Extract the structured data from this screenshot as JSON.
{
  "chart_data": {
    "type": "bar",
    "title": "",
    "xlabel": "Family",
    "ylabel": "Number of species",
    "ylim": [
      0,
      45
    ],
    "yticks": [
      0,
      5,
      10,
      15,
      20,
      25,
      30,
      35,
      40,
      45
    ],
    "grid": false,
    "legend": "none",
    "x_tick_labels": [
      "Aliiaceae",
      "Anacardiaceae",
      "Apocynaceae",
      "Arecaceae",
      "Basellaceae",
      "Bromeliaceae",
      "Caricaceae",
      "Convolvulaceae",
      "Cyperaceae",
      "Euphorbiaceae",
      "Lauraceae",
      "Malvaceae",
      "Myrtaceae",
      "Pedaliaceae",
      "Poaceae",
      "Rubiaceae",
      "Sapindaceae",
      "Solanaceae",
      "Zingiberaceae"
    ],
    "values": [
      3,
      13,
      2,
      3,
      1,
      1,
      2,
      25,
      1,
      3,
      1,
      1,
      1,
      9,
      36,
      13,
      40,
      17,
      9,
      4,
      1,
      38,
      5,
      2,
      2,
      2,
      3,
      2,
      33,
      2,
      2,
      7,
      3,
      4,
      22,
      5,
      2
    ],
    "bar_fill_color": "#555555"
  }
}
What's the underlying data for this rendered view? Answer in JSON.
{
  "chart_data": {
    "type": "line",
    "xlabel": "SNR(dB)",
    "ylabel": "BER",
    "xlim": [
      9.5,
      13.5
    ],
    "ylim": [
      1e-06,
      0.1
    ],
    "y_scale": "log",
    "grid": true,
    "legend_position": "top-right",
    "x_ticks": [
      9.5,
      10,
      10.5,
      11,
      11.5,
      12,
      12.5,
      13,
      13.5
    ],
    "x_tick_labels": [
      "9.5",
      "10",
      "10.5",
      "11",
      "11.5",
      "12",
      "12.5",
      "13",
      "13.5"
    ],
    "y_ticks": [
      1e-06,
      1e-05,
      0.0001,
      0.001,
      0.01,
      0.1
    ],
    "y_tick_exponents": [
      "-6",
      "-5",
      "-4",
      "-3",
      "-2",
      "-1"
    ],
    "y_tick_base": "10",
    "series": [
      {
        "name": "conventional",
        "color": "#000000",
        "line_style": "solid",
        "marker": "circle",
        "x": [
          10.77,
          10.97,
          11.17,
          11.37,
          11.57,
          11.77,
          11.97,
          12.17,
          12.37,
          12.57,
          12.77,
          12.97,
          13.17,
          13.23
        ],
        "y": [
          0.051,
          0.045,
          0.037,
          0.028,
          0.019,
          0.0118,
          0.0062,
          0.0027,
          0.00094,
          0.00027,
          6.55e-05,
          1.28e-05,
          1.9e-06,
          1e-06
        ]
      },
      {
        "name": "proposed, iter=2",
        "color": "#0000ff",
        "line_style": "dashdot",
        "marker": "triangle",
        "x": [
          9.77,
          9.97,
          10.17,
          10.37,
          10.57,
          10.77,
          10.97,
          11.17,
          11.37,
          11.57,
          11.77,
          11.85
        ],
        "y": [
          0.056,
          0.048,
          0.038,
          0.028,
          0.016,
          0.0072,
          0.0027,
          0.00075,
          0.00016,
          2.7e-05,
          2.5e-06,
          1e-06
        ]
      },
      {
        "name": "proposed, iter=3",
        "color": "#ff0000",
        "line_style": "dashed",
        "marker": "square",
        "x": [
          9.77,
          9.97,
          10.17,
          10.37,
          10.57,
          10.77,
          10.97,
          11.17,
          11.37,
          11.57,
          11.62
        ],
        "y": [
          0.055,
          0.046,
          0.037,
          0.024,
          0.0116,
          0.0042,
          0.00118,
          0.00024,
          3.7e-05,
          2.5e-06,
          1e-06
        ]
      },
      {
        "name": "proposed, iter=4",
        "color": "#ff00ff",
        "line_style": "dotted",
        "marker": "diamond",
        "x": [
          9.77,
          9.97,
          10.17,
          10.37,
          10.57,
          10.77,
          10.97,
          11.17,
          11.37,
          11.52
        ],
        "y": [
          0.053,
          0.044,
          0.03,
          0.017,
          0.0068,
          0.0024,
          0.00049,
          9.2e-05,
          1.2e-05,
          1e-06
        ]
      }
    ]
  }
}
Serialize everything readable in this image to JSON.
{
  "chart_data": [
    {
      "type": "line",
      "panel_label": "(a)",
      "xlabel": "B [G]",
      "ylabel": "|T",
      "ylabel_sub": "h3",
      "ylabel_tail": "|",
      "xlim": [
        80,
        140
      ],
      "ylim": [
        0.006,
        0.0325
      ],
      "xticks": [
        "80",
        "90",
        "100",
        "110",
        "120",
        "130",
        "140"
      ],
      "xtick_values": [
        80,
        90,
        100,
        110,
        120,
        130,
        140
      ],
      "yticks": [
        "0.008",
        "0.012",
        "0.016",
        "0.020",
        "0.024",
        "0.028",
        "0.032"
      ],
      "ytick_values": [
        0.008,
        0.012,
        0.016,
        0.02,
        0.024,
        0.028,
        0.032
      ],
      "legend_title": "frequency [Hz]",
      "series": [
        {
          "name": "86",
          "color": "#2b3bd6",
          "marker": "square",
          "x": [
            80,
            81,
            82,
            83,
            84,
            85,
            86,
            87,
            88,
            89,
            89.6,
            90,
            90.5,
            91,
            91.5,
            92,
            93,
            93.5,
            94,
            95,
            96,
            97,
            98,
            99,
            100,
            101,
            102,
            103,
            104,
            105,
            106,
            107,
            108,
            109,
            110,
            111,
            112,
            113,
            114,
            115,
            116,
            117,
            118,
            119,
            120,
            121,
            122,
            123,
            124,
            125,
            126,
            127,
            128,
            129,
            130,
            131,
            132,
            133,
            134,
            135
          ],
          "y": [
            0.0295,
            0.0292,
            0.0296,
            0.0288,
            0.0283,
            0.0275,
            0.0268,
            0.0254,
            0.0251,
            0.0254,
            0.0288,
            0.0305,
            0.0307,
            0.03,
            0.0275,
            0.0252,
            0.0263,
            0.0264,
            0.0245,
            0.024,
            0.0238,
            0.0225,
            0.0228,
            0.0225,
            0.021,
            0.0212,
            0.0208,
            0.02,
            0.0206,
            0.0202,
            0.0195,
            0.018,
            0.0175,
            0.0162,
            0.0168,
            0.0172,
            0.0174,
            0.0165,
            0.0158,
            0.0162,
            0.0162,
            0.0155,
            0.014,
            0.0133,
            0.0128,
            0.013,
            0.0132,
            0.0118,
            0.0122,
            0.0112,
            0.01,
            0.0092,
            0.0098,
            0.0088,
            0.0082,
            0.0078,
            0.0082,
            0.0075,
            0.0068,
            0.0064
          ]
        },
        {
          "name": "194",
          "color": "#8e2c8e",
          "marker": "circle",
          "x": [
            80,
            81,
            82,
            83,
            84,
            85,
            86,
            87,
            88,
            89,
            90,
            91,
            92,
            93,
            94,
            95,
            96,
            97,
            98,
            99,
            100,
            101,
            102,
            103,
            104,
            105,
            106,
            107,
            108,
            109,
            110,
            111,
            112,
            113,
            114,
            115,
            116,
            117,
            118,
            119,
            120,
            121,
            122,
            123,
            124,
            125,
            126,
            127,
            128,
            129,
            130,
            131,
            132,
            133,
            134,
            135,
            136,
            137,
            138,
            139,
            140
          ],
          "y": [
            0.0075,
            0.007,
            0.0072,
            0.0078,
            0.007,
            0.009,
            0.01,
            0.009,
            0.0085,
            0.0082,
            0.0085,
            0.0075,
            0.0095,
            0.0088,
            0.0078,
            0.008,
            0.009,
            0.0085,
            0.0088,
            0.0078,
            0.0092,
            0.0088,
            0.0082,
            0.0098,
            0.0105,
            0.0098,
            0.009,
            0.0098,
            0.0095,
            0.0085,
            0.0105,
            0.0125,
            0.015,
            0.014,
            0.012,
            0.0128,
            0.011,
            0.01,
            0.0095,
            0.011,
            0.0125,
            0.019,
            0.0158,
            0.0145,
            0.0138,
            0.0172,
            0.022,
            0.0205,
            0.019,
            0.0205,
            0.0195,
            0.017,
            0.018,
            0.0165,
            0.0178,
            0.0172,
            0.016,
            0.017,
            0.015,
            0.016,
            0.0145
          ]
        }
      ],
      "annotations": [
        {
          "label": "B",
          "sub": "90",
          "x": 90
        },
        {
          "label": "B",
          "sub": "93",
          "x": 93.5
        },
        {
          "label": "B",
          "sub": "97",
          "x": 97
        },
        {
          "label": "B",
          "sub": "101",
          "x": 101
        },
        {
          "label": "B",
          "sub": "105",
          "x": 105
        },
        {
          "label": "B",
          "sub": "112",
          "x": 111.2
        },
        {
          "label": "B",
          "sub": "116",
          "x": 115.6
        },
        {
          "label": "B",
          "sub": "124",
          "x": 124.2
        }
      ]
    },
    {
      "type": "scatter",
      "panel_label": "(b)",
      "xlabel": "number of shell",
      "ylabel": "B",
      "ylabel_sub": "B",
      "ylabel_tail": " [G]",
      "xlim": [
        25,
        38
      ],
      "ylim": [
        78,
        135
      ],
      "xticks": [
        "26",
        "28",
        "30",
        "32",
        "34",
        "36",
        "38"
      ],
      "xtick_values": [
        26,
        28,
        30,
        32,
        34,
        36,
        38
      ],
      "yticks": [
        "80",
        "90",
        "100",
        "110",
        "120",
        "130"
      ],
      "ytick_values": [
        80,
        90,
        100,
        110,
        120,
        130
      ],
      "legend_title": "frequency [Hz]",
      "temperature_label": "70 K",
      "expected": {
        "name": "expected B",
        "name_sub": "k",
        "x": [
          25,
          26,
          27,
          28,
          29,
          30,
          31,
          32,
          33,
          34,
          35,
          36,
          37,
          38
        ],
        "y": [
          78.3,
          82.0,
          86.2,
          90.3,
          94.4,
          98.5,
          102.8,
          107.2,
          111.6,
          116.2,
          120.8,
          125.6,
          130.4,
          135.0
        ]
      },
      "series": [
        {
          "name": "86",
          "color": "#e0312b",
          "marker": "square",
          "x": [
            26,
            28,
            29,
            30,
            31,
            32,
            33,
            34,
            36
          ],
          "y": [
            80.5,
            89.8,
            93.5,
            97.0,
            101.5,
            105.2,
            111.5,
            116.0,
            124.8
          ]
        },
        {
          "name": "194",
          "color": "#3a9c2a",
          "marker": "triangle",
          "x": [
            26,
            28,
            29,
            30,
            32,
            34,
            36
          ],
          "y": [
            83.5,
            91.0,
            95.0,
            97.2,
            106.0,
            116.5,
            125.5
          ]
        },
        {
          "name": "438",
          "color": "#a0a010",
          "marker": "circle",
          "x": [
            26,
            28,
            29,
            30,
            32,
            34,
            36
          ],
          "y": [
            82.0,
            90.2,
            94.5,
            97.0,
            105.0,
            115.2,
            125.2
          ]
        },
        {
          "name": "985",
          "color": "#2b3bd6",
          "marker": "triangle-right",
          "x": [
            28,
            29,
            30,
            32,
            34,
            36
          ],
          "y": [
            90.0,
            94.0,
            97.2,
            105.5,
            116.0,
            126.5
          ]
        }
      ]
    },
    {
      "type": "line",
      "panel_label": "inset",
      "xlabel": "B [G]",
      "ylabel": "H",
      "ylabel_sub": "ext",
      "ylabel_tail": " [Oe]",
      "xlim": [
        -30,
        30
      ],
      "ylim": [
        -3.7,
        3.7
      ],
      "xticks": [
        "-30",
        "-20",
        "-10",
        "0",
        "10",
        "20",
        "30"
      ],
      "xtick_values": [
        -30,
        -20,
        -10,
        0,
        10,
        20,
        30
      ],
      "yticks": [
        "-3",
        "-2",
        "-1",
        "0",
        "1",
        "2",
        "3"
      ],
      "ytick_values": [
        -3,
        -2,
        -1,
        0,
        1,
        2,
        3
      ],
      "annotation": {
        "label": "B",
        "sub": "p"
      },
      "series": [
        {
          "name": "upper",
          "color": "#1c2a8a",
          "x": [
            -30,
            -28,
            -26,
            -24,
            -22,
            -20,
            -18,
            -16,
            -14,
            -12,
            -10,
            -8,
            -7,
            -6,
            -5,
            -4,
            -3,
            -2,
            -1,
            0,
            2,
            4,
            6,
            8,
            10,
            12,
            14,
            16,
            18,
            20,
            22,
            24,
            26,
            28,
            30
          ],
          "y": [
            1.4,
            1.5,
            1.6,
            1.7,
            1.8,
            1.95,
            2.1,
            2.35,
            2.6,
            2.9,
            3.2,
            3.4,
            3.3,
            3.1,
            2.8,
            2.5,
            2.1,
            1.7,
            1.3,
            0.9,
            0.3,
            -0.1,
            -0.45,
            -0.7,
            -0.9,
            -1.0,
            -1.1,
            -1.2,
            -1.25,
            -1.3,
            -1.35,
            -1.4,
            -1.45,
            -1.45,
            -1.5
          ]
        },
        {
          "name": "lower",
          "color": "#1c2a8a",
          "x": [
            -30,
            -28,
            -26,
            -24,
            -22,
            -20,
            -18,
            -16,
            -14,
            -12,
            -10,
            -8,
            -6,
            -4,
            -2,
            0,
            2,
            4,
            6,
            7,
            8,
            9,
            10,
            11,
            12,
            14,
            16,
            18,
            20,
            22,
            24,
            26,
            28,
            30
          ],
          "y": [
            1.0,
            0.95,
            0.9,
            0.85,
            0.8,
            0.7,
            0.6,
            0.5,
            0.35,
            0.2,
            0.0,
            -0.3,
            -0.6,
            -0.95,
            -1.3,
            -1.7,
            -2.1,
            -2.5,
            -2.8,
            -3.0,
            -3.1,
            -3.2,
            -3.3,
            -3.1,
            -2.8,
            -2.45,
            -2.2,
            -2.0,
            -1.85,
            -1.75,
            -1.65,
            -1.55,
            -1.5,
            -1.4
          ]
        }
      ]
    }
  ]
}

══════

=== AIM ===
Examine the records and pull out every line where the string "JSON" occurs.

=== TASK RESPONSE ===
Extract the structured data from this screenshot as JSON.
What's the underlying data for this rendered view? Answer in JSON.
Serialize everything readable in this image to JSON.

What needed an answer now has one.